**Work to do**
Write each line out again exactly as written.

**Information shown**
——————————

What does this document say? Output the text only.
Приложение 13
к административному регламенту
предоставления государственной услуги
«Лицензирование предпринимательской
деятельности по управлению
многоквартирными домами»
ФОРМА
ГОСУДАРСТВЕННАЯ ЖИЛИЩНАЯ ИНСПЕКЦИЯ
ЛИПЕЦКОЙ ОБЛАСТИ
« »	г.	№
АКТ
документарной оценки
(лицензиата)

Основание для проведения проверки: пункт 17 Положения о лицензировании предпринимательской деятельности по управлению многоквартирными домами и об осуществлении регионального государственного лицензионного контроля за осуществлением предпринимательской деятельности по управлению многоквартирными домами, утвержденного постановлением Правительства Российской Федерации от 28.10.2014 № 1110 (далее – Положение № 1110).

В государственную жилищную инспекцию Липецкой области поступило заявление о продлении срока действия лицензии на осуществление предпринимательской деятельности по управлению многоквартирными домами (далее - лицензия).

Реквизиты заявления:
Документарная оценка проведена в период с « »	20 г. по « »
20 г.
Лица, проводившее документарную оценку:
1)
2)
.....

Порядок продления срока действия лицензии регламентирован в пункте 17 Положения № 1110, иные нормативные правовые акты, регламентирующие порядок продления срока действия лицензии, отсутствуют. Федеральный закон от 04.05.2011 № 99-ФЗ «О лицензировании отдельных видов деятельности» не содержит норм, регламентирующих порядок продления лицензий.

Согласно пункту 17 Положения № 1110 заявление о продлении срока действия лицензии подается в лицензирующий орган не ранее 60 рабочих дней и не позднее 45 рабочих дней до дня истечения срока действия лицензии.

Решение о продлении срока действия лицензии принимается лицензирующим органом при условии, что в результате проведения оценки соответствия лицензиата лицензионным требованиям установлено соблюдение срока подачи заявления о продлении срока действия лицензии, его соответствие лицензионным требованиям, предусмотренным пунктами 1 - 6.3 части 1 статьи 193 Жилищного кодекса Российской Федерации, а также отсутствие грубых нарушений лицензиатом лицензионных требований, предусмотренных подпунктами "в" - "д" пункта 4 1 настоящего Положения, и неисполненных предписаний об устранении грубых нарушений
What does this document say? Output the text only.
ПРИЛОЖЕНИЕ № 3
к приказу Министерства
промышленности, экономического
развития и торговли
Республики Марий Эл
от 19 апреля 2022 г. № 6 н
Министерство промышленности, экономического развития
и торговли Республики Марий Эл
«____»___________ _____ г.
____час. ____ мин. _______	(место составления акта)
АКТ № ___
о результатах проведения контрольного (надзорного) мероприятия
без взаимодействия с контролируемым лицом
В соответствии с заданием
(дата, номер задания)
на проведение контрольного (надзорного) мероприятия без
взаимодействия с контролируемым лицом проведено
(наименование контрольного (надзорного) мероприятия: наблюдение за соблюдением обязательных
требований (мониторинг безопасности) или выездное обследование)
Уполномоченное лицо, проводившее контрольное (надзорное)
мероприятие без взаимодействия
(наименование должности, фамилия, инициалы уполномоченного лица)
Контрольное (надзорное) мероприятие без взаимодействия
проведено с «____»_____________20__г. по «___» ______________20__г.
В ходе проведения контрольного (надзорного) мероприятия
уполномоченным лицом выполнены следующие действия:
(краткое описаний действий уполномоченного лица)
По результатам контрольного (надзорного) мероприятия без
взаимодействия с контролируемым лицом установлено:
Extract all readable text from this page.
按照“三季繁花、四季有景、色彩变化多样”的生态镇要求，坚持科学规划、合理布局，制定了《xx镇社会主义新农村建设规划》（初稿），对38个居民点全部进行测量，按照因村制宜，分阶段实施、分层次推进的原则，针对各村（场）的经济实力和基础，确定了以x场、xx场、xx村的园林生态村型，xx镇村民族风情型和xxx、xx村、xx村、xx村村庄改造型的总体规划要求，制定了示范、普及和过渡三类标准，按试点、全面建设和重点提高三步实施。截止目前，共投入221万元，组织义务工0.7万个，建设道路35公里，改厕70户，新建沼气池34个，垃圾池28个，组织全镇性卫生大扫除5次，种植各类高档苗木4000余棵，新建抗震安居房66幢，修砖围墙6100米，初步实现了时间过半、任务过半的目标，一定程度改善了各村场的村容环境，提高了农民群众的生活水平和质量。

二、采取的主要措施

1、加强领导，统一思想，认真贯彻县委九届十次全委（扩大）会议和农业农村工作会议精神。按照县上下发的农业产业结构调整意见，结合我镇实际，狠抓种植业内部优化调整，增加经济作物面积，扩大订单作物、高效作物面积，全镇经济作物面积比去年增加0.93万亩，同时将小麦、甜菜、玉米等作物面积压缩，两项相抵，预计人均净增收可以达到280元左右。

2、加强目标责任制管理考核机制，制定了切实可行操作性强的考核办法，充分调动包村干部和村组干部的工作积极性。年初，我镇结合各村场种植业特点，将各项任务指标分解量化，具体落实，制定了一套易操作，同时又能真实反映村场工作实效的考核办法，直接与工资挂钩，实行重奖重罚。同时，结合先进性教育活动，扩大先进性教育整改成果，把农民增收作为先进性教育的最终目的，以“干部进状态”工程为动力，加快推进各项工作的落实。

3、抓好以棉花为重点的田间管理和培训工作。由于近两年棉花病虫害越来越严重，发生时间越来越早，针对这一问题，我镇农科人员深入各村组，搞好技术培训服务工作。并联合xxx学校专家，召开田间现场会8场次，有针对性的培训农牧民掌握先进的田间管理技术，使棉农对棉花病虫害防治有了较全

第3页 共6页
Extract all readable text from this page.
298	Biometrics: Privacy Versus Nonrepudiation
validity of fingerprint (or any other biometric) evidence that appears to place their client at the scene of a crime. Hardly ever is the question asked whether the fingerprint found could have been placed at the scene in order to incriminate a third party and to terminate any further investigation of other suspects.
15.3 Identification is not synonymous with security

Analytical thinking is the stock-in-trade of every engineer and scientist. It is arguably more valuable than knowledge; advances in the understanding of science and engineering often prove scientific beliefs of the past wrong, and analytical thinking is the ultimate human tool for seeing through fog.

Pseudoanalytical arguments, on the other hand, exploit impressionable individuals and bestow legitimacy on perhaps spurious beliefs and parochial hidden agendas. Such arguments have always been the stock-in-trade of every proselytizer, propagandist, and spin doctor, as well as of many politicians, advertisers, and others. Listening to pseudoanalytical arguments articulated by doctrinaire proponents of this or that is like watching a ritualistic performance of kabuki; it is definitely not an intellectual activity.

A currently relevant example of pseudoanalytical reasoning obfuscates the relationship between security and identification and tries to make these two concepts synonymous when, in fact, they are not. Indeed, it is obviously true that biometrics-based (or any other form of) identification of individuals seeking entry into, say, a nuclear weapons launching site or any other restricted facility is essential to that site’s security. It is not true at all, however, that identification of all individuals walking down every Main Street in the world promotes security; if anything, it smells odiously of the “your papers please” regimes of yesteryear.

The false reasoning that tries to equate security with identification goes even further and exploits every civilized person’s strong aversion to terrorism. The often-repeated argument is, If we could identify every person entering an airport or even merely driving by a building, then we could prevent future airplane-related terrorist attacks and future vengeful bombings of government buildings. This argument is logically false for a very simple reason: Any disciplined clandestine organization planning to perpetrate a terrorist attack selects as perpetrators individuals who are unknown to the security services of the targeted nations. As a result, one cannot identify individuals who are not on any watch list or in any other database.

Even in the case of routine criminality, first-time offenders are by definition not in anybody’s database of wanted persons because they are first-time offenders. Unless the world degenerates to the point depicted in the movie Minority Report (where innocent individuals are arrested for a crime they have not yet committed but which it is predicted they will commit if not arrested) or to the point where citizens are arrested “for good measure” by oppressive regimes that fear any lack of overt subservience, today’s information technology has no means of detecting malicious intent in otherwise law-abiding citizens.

——————————

**Exercise solution**
What does this document say? Output the text only.
Приложение 13
к административному регламенту
предоставления государственной услуги
«Лицензирование предпринимательской
деятельности по управлению
многоквартирными домами»
ФОРМА
ГОСУДАРСТВЕННАЯ ЖИЛИЩНАЯ ИНСПЕКЦИЯ
ЛИПЕЦКОЙ ОБЛАСТИ
« »	г.	№
АКТ
документарной оценки
(лицензиата)

Основание для проведения проверки: пункт 17 Положения о лицензировании предпринимательской деятельности по управлению многоквартирными домами и об осуществлении регионального государственного лицензионного контроля за осуществлением предпринимательской деятельности по управлению многоквартирными домами, утвержденного постановлением Правительства Российской Федерации от 28.10.2014 № 1110 (далее – Положение № 1110).

В государственную жилищную инспекцию Липецкой области поступило заявление о продлении срока действия лицензии на осуществление предпринимательской деятельности по управлению многоквартирными домами (далее - лицензия).

Реквизиты заявления:
Документарная оценка проведена в период с « »	20 г. по « »
20 г.
Лица, проводившее документарную оценку:
1)
2)
.....

Порядок продления срока действия лицензии регламентирован в пункте 17 Положения № 1110, иные нормативные правовые акты, регламентирующие порядок продления срока действия лицензии, отсутствуют. Федеральный закон от 04.05.2011 № 99-ФЗ «О лицензировании отдельных видов деятельности» не содержит норм, регламентирующих порядок продления лицензий.

Согласно пункту 17 Положения № 1110 заявление о продлении срока действия лицензии подается в лицензирующий орган не ранее 60 рабочих дней и не позднее 45 рабочих дней до дня истечения срока действия лицензии.

Решение о продлении срока действия лицензии принимается лицензирующим органом при условии, что в результате проведения оценки соответствия лицензиата лицензионным требованиям установлено соблюдение срока подачи заявления о продлении срока действия лицензии, его соответствие лицензионным требованиям, предусмотренным пунктами 1 - 6.3 части 1 статьи 193 Жилищного кодекса Российской Федерации, а также отсутствие грубых нарушений лицензиатом лицензионных требований, предусмотренных подпунктами "в" - "д" пункта 4 1 настоящего Положения, и неисполненных предписаний об устранении грубых нарушений
What does this document say? Output the text only.
ПРИЛОЖЕНИЕ № 3
к приказу Министерства
промышленности, экономического
развития и торговли
Республики Марий Эл
от 19 апреля 2022 г. № 6 н
Министерство промышленности, экономического развития
и торговли Республики Марий Эл
«____»___________ _____ г.
____час. ____ мин. _______	(место составления акта)
АКТ № ___
о результатах проведения контрольного (надзорного) мероприятия
без взаимодействия с контролируемым лицом
В соответствии с заданием
(дата, номер задания)
на проведение контрольного (надзорного) мероприятия без
взаимодействия с контролируемым лицом проведено
(наименование контрольного (надзорного) мероприятия: наблюдение за соблюдением обязательных
требований (мониторинг безопасности) или выездное обследование)
Уполномоченное лицо, проводившее контрольное (надзорное)
мероприятие без взаимодействия
(наименование должности, фамилия, инициалы уполномоченного лица)
Контрольное (надзорное) мероприятие без взаимодействия
проведено с «____»_____________20__г. по «___» ______________20__г.
В ходе проведения контрольного (надзорного) мероприятия
уполномоченным лицом выполнены следующие действия:
(краткое описаний действий уполномоченного лица)
По результатам контрольного (надзорного) мероприятия без
взаимодействия с контролируемым лицом установлено:
Extract all readable text from this page.
按照“三季繁花、四季有景、色彩变化多样”的生态镇要求，坚持科学规划、合理布局，制定了《xx镇社会主义新农村建设规划》（初稿），对38个居民点全部进行测量，按照因村制宜，分阶段实施、分层次推进的原则，针对各村（场）的经济实力和基础，确定了以x场、xx场、xx村的园林生态村型，xx镇村民族风情型和xxx、xx村、xx村、xx村村庄改造型的总体规划要求，制定了示范、普及和过渡三类标准，按试点、全面建设和重点提高三步实施。截止目前，共投入221万元，组织义务工0.7万个，建设道路35公里，改厕70户，新建沼气池34个，垃圾池28个，组织全镇性卫生大扫除5次，种植各类高档苗木4000余棵，新建抗震安居房66幢，修砖围墙6100米，初步实现了时间过半、任务过半的目标，一定程度改善了各村场的村容环境，提高了农民群众的生活水平和质量。

二、采取的主要措施

1、加强领导，统一思想，认真贯彻县委九届十次全委（扩大）会议和农业农村工作会议精神。按照县上下发的农业产业结构调整意见，结合我镇实际，狠抓种植业内部优化调整，增加经济作物面积，扩大订单作物、高效作物面积，全镇经济作物面积比去年增加0.93万亩，同时将小麦、甜菜、玉米等作物面积压缩，两项相抵，预计人均净增收可以达到280元左右。

2、加强目标责任制管理考核机制，制定了切实可行操作性强的考核办法，充分调动包村干部和村组干部的工作积极性。年初，我镇结合各村场种植业特点，将各项任务指标分解量化，具体落实，制定了一套易操作，同时又能真实反映村场工作实效的考核办法，直接与工资挂钩，实行重奖重罚。同时，结合先进性教育活动，扩大先进性教育整改成果，把农民增收作为先进性教育的最终目的，以“干部进状态”工程为动力，加快推进各项工作的落实。

3、抓好以棉花为重点的田间管理和培训工作。由于近两年棉花病虫害越来越严重，发生时间越来越早，针对这一问题，我镇农科人员深入各村组，搞好技术培训服务工作。并联合xxx学校专家，召开田间现场会8场次，有针对性的培训农牧民掌握先进的田间管理技术，使棉农对棉花病虫害防治有了较全

第3页 共6页
Extract all readable text from this page.
298	Biometrics: Privacy Versus Nonrepudiation
validity of fingerprint (or any other biometric) evidence that appears to place their client at the scene of a crime. Hardly ever is the question asked whether the fingerprint found could have been placed at the scene in order to incriminate a third party and to terminate any further investigation of other suspects.
15.3 Identification is not synonymous with security

Analytical thinking is the stock-in-trade of every engineer and scientist. It is arguably more valuable than knowledge; advances in the understanding of science and engineering often prove scientific beliefs of the past wrong, and analytical thinking is the ultimate human tool for seeing through fog.

Pseudoanalytical arguments, on the other hand, exploit impressionable individuals and bestow legitimacy on perhaps spurious beliefs and parochial hidden agendas. Such arguments have always been the stock-in-trade of every proselytizer, propagandist, and spin doctor, as well as of many politicians, advertisers, and others. Listening to pseudoanalytical arguments articulated by doctrinaire proponents of this or that is like watching a ritualistic performance of kabuki; it is definitely not an intellectual activity.

A currently relevant example of pseudoanalytical reasoning obfuscates the relationship between security and identification and tries to make these two concepts synonymous when, in fact, they are not. Indeed, it is obviously true that biometrics-based (or any other form of) identification of individuals seeking entry into, say, a nuclear weapons launching site or any other restricted facility is essential to that site’s security. It is not true at all, however, that identification of all individuals walking down every Main Street in the world promotes security; if anything, it smells odiously of the “your papers please” regimes of yesteryear.

The false reasoning that tries to equate security with identification goes even further and exploits every civilized person’s strong aversion to terrorism. The often-repeated argument is, If we could identify every person entering an airport or even merely driving by a building, then we could prevent future airplane-related terrorist attacks and future vengeful bombings of government buildings. This argument is logically false for a very simple reason: Any disciplined clandestine organization planning to perpetrate a terrorist attack selects as perpetrators individuals who are unknown to the security services of the targeted nations. As a result, one cannot identify individuals who are not on any watch list or in any other database.

Even in the case of routine criminality, first-time offenders are by definition not in anybody’s database of wanted persons because they are first-time offenders. Unless the world degenerates to the point depicted in the movie Minority Report (where innocent individuals are arrested for a crime they have not yet committed but which it is predicted they will commit if not arrested) or to the point where citizens are arrested “for good measure” by oppressive regimes that fear any lack of overt subservience, today’s information technology has no means of detecting malicious intent in otherwise law-abiding citizens.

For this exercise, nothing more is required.